Stored data =>
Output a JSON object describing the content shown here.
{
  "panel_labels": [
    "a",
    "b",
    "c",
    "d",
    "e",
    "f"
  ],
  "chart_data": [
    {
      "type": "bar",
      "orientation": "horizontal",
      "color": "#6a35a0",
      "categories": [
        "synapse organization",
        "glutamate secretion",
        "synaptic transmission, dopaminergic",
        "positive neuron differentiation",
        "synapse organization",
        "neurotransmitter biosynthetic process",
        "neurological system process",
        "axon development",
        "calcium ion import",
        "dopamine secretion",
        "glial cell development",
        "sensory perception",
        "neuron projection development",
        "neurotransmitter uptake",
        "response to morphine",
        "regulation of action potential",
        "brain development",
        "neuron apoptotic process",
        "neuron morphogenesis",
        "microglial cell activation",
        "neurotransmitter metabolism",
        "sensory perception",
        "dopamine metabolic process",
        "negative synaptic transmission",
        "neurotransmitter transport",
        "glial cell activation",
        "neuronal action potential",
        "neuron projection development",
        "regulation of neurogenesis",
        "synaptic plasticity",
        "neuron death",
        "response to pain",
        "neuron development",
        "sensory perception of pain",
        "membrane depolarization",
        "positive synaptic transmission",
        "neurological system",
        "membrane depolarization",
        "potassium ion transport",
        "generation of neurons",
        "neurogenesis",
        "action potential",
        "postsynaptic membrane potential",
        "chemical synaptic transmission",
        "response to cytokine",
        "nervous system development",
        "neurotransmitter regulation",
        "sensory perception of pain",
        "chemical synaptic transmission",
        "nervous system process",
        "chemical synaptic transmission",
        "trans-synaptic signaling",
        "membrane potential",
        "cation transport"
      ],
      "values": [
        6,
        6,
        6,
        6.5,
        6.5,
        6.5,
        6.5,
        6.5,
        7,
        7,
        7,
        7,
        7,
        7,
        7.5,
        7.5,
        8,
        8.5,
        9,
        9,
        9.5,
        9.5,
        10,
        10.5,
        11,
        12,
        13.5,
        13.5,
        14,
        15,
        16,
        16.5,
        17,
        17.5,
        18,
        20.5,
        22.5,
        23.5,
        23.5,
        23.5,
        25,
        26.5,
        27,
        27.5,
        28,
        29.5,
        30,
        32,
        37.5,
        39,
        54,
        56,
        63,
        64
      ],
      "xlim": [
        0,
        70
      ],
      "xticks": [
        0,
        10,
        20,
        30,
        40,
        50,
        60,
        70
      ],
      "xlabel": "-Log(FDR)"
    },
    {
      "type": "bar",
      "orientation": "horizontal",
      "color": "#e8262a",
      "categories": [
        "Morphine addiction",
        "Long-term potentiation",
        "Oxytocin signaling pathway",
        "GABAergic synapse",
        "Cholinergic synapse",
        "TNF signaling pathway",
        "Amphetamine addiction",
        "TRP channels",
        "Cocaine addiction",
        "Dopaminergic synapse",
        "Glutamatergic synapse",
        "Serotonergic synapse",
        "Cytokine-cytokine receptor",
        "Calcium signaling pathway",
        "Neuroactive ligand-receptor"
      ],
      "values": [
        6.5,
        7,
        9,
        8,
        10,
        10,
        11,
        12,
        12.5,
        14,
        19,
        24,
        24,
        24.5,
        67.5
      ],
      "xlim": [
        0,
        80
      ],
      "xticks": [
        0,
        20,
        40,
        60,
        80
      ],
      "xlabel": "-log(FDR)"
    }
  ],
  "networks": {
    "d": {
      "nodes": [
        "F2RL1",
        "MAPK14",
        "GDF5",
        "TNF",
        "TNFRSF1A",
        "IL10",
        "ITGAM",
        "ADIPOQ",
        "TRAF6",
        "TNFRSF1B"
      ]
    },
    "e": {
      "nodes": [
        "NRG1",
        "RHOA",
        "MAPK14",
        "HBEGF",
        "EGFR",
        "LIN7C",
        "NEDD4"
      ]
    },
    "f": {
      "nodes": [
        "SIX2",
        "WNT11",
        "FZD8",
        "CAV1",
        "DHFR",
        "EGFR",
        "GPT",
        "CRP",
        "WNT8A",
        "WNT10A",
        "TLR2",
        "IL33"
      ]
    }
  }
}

Problem to work on =>
Please make an exact copy of every record, leaving nothing out.

Answer for the task =>
Output a JSON object describing the content shown here.
{
  "panel_labels": [
    "a",
    "b",
    "c",
    "d",
    "e",
    "f"
  ],
  "chart_data": [
    {
      "type": "bar",
      "orientation": "horizontal",
      "color": "#6a35a0",
      "categories": [
        "synapse organization",
        "glutamate secretion",
        "synaptic transmission, dopaminergic",
        "positive neuron differentiation",
        "synapse organization",
        "neurotransmitter biosynthetic process",
        "neurological system process",
        "axon development",
        "calcium ion import",
        "dopamine secretion",
        "glial cell development",
        "sensory perception",
        "neuron projection development",
        "neurotransmitter uptake",
        "response to morphine",
        "regulation of action potential",
        "brain development",
        "neuron apoptotic process",
        "neuron morphogenesis",
        "microglial cell activation",
        "neurotransmitter metabolism",
        "sensory perception",
        "dopamine metabolic process",
        "negative synaptic transmission",
        "neurotransmitter transport",
        "glial cell activation",
        "neuronal action potential",
        "neuron projection development",
        "regulation of neurogenesis",
        "synaptic plasticity",
        "neuron death",
        "response to pain",
        "neuron development",
        "sensory perception of pain",
        "membrane depolarization",
        "positive synaptic transmission",
        "neurological system",
        "membrane depolarization",
        "potassium ion transport",
        "generation of neurons",
        "neurogenesis",
        "action potential",
        "postsynaptic membrane potential",
        "chemical synaptic transmission",
        "response to cytokine",
        "nervous system development",
        "neurotransmitter regulation",
        "sensory perception of pain",
        "chemical synaptic transmission",
        "nervous system process",
        "chemical synaptic transmission",
        "trans-synaptic signaling",
        "membrane potential",
        "cation transport"
      ],
      "values": [
        6,
        6,
        6,
        6.5,
        6.5,
        6.5,
        6.5,
        6.5,
        7,
        7,
        7,
        7,
        7,
        7,
        7.5,
        7.5,
        8,
        8.5,
        9,
        9,
        9.5,
        9.5,
        10,
        10.5,
        11,
        12,
        13.5,
        13.5,
        14,
        15,
        16,
        16.5,
        17,
        17.5,
        18,
        20.5,
        22.5,
        23.5,
        23.5,
        23.5,
        25,
        26.5,
        27,
        27.5,
        28,
        29.5,
        30,
        32,
        37.5,
        39,
        54,
        56,
        63,
        64
      ],
      "xlim": [
        0,
        70
      ],
      "xticks": [
        0,
        10,
        20,
        30,
        40,
        50,
        60,
        70
      ],
      "xlabel": "-Log(FDR)"
    },
    {
      "type": "bar",
      "orientation": "horizontal",
      "color": "#e8262a",
      "categories": [
        "Morphine addiction",
        "Long-term potentiation",
        "Oxytocin signaling pathway",
        "GABAergic synapse",
        "Cholinergic synapse",
        "TNF signaling pathway",
        "Amphetamine addiction",
        "TRP channels",
        "Cocaine addiction",
        "Dopaminergic synapse",
        "Glutamatergic synapse",
        "Serotonergic synapse",
        "Cytokine-cytokine receptor",
        "Calcium signaling pathway",
        "Neuroactive ligand-receptor"
      ],
      "values": [
        6.5,
        7,
        9,
        8,
        10,
        10,
        11,
        12,
        12.5,
        14,
        19,
        24,
        24,
        24.5,
        67.5
      ],
      "xlim": [
        0,
        80
      ],
      "xticks": [
        0,
        20,
        40,
        60,
        80
      ],
      "xlabel": "-log(FDR)"
    }
  ],
  "networks": {
    "d": {
      "nodes": [
        "F2RL1",
        "MAPK14",
        "GDF5",
        "TNF",
        "TNFRSF1A",
        "IL10",
        "ITGAM",
        "ADIPOQ",
        "TRAF6",
        "TNFRSF1B"
      ]
    },
    "e": {
      "nodes": [
        "NRG1",
        "RHOA",
        "MAPK14",
        "HBEGF",
        "EGFR",
        "LIN7C",
        "NEDD4"
      ]
    },
    "f": {
      "nodes": [
        "SIX2",
        "WNT11",
        "FZD8",
        "CAV1",
        "DHFR",
        "EGFR",
        "GPT",
        "CRP",
        "WNT8A",
        "WNT10A",
        "TLR2",
        "IL33"
      ]
    }
  }
}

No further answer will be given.